───── Source passage ─────

Along the vast stretches of molecules that make up our DNA, only a small portion (about 3%) consists of genes, the essential building blocks or our bodies. The rest has been considered dark matter, as it appears to serve little to no biological purpose. Out of this area, the most substantial bulk is comprised of mobile genetic elements that scientists call transposons or transposable elements (TEs). Throughout evolution, these TEs have colonized our genome by basically copying and pasting themselves several times – randomly adding snippets of code here and there to our genetic sequence.
Almost always, transposons are a threat to genomic stability; therefore, most will be epigenetically silenced during the early stages of development via DNA methylation. It’s believed that their activity, if initiated, might cause a serious disorder or possibly death. But little is truly known about these dark elements. For a long time, scientists have been more preoccupied studying genes that code proteins for cells, dismissing TEs as junk DNA. But that viewpoint is slowly changing, and newer studies are interested in learning more about the larger half of our genome.
Now for the first time, scientists from Sweden and Germany have undertaken a project to observe what happens to transposons when DNA methylation is lost in human cells. Their findings were recently published in July issue of Nature Communications.
Transposons are often referred to as the “jumping genes” because they can bounce around in our genetic material and insert themselves wherever they want. For millions of years, these jumping genes moved around quite a lot. Their random insertions either negatively or positively impacted our genome. Beneficial modifications were passed on, and detrimental ones were usually lost within a single generation. Over time, the majority of these transposons became immobilized to prevent any havoc from occurring, securing our genetic code as it is today. But some are still active, and every so often they can be traced to the cause of a disease or malfunction. For instance, certain colon cancers and blood disorders like hemophilia involve misplaced TEs.

─────

Extend the passage on transposons in human DNA, picking up after its final sentence. The data that follows comes from a separate source and is unrelated to the passage on transposons.

───── Extracted records ─────

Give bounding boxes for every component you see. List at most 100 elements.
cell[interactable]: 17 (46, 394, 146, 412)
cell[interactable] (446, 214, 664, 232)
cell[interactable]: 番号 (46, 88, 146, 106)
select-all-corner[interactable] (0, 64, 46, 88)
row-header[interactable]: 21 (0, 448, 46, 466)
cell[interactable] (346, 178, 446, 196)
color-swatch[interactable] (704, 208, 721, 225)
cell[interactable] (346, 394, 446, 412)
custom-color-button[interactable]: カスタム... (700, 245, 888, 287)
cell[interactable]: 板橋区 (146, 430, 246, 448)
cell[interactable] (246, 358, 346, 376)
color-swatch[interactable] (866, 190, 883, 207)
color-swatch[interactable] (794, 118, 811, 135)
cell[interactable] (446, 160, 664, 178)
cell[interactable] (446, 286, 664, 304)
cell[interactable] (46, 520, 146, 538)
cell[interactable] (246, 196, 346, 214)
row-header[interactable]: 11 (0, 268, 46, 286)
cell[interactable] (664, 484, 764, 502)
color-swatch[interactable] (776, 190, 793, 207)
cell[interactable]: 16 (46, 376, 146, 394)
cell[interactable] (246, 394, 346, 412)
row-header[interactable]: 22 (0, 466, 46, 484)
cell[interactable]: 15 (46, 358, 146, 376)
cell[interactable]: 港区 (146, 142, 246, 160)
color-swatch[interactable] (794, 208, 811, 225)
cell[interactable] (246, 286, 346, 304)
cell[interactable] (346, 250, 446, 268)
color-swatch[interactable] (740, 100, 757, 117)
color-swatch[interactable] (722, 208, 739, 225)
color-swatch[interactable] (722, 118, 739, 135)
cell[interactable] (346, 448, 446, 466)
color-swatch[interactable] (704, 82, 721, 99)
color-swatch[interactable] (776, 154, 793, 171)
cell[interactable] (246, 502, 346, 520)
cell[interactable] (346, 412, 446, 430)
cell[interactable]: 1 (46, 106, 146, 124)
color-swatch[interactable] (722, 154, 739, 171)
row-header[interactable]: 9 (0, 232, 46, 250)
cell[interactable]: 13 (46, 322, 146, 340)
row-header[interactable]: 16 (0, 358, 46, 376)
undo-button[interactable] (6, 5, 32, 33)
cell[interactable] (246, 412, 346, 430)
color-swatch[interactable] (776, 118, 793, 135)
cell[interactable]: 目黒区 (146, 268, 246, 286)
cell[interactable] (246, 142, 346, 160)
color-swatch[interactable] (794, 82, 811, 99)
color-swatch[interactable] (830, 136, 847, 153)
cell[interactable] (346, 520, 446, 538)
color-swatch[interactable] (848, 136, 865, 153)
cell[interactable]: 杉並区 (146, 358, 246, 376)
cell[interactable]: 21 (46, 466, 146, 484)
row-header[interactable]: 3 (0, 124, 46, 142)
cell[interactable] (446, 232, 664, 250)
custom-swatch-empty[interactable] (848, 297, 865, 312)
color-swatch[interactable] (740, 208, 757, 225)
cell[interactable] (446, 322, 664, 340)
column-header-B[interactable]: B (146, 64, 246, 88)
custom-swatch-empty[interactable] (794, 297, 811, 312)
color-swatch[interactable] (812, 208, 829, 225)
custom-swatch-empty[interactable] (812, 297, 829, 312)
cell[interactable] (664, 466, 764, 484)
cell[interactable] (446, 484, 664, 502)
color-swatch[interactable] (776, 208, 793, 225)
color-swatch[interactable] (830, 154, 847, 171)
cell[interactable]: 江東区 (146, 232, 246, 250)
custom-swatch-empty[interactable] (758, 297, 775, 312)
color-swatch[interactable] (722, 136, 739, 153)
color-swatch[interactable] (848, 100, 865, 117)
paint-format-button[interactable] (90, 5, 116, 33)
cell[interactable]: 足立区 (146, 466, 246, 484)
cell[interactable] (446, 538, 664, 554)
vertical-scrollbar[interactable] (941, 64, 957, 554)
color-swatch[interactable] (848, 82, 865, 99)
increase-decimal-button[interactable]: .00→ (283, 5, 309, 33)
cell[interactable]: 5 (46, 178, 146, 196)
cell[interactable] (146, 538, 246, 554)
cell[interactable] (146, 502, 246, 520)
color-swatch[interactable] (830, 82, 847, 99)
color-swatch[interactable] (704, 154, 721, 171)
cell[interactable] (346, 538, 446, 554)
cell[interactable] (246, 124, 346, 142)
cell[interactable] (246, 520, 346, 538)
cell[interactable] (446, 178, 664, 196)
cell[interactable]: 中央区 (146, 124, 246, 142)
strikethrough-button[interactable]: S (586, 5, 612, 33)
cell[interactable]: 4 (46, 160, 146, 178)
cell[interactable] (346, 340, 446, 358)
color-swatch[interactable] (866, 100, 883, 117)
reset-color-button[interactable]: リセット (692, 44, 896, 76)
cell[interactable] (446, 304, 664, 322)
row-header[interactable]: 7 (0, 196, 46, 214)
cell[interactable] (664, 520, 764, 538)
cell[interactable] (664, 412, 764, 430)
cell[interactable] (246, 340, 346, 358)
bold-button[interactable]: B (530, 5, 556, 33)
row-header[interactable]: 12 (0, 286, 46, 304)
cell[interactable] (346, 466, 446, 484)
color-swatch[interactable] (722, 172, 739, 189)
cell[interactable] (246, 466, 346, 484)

─────

Expected answer:
DNA methylation is a chemical modification that can turn parts of our genome off. In healthy tissue, nearly all transposons are transcriptionally repressed by DNA methylation. The formation of this mechanism, which occurs during early embryo development, is believed to be necessary for silencing complexes that repress the transcription of transposons in somatic cells.
According to Lund University professor Johan Jakobsson who led the study, occasionally DNA methylation can become disrupted, and previous research has demonstrated this to be crucial in some cancers and neuropsychiatric diseases. He stated, “DNA methylation is used as a target for therapy in certain cancer types, such as leukemia, but we still lack knowledge about why this is effective and why it only works for certain types of cancer.”
While the role of transposons in our DNA isn’t fully understood, the researchers hypothesized that DNA methylation is the mechanism responsible for silencing unused segments of the genome. Only now, with the discovery of CRISPR has it been possible to finally study what happens when this important process is taken out of a cell. Here the researchers used the CRISPR/Cas9 method to precisely remove methylation in human neural stem cells.
What they found was that a loss of DNA methylation resulted in the active transcription of the evolutionarily young transposon, LINE-1 (short for “long interspersed element 1). This was also accompanied by the acquisition of active histone mark H3K27ac.
The results surprised Jakobsson and his team. He said, “If you shut down DNA methylation in mouse cells, they don’t survive, but when DNA methylation was shut down in the human nerve stem cells, they survived and a specific set of transposons were activated.” In turn, they saw that these transposons affected many genes that are important in the development of the nerve cells.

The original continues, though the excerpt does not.